» TASK
Select from the records below every line that has the word "Quadrant" in it.

----

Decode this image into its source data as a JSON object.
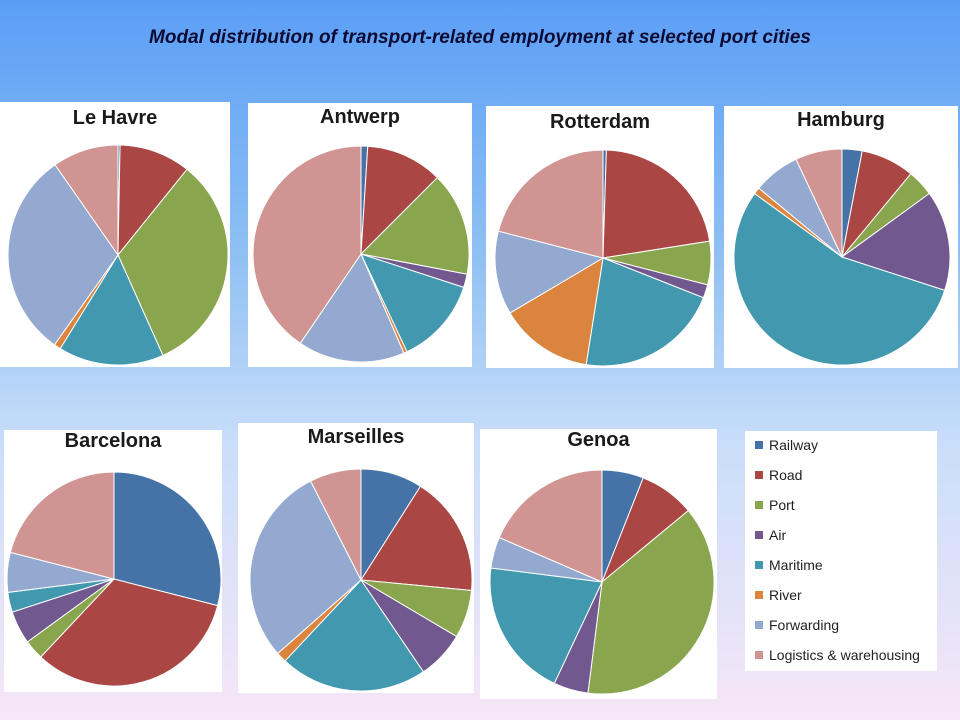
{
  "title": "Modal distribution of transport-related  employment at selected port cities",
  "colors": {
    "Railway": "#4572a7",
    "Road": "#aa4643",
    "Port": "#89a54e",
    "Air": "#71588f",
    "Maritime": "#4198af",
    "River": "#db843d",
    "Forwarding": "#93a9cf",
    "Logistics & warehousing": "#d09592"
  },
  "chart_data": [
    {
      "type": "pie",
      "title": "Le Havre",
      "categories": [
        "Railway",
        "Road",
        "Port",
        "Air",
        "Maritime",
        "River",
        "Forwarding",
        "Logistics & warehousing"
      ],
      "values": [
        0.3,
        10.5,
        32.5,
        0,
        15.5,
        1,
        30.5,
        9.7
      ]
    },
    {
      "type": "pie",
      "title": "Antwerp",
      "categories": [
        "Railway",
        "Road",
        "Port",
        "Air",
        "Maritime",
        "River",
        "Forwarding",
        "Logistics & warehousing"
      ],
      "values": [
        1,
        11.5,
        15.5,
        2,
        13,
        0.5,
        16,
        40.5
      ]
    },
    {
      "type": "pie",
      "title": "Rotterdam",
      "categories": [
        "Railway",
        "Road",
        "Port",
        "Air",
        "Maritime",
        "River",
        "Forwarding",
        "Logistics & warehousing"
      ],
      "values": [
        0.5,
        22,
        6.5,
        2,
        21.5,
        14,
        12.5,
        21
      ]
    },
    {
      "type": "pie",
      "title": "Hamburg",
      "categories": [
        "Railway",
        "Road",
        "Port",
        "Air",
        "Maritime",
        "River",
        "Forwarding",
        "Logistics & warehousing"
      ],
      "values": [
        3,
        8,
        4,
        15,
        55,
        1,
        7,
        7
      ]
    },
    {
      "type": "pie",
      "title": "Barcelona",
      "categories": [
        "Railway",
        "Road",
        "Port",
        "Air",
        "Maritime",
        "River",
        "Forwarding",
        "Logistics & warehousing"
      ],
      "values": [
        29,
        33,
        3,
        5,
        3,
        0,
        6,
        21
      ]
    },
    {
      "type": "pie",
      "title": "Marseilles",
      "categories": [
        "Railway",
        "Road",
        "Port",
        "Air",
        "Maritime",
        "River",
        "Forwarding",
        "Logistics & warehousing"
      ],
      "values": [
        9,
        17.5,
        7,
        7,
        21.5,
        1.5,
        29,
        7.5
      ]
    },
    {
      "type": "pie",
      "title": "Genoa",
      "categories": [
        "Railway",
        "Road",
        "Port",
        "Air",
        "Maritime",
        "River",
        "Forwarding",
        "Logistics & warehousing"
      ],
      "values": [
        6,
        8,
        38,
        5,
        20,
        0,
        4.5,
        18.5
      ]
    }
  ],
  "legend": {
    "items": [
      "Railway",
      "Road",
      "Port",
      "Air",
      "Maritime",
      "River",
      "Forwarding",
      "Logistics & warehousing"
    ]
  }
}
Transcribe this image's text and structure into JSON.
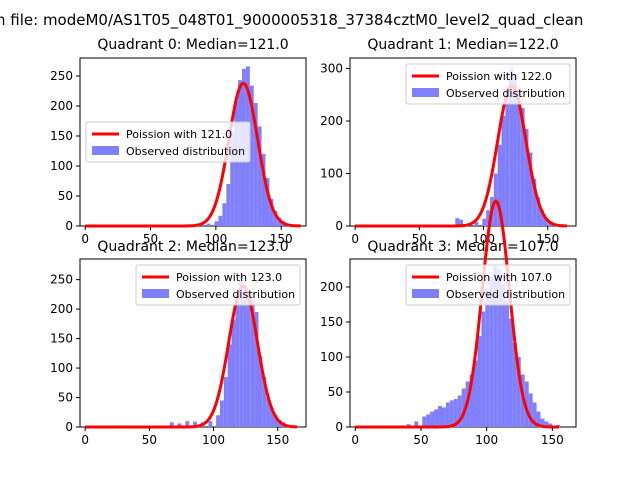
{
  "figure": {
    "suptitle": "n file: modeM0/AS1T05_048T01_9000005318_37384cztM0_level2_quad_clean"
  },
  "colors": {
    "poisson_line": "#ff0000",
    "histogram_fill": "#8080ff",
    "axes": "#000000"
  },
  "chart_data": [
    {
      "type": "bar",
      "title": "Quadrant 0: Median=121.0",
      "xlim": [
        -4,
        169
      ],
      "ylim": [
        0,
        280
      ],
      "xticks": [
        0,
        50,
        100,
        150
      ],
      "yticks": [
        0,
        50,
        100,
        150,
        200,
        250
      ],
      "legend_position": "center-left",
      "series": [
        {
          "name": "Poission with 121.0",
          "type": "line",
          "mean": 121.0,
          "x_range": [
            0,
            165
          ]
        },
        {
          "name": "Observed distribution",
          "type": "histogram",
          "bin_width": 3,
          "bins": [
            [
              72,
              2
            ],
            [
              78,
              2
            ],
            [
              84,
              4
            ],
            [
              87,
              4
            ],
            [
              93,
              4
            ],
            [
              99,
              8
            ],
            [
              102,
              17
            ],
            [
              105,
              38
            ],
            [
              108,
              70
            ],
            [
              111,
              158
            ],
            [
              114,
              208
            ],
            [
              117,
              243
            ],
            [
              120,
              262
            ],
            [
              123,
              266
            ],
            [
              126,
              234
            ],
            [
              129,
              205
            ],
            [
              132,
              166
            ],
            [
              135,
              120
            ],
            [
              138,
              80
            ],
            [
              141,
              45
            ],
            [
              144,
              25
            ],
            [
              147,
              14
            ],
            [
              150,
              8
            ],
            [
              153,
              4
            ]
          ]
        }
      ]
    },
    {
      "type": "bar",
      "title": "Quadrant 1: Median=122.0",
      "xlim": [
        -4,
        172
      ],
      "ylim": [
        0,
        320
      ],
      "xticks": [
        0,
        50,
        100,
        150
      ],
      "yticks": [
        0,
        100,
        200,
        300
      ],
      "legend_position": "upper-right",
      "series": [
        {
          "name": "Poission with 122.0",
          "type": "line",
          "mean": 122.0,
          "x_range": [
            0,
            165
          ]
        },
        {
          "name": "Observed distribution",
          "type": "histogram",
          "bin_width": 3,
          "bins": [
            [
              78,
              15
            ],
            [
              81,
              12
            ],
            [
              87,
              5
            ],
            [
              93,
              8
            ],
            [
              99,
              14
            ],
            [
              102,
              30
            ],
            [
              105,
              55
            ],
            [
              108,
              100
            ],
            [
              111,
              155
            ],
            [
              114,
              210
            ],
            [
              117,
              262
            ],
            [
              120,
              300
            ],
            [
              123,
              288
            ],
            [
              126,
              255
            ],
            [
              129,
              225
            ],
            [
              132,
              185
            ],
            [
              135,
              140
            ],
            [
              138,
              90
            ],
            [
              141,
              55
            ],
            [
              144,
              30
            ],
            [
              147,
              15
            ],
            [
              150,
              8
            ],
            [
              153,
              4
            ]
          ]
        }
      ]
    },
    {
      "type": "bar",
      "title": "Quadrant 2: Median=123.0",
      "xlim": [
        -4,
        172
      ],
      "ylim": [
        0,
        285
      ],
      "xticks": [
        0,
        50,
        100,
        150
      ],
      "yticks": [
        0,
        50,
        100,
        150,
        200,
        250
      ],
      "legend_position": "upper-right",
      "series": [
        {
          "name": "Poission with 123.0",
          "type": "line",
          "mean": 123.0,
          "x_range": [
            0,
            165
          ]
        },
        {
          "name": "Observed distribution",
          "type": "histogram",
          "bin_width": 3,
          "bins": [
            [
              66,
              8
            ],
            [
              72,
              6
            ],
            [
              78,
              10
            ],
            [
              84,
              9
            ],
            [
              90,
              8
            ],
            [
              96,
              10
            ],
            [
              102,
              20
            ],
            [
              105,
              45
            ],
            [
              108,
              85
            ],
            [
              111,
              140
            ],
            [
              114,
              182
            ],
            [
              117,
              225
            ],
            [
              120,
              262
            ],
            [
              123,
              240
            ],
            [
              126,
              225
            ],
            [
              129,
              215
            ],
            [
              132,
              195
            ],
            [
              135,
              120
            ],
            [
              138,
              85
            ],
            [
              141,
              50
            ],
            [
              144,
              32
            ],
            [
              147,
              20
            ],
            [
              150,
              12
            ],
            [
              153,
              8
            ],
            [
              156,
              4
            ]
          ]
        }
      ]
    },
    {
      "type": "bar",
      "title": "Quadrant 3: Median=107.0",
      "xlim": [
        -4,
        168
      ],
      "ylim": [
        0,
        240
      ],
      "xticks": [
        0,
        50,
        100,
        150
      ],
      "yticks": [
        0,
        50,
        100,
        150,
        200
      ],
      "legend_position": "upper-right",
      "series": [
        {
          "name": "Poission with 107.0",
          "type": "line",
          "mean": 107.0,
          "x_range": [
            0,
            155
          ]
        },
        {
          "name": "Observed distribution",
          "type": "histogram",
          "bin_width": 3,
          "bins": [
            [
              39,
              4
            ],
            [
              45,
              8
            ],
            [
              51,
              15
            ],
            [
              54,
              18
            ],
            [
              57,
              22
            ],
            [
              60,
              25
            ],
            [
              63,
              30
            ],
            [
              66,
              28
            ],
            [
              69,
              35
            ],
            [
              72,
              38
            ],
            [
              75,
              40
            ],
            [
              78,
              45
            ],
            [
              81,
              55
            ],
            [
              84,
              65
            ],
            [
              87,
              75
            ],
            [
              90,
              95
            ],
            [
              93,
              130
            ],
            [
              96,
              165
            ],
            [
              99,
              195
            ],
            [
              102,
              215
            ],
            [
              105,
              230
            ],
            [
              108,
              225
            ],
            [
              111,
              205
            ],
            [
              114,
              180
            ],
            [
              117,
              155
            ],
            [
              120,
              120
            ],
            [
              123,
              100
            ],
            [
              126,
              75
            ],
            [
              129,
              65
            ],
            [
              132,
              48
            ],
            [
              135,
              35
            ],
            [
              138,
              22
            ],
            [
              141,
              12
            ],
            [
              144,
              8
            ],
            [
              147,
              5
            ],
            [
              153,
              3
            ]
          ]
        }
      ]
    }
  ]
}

----

» SOLUTION TO THIS TASK
      "title": "Quadrant 0: Median=121.0",
      "title": "Quadrant 1: Median=122.0",
      "title": "Quadrant 2: Median=123.0",
      "title": "Quadrant 3: Median=107.0",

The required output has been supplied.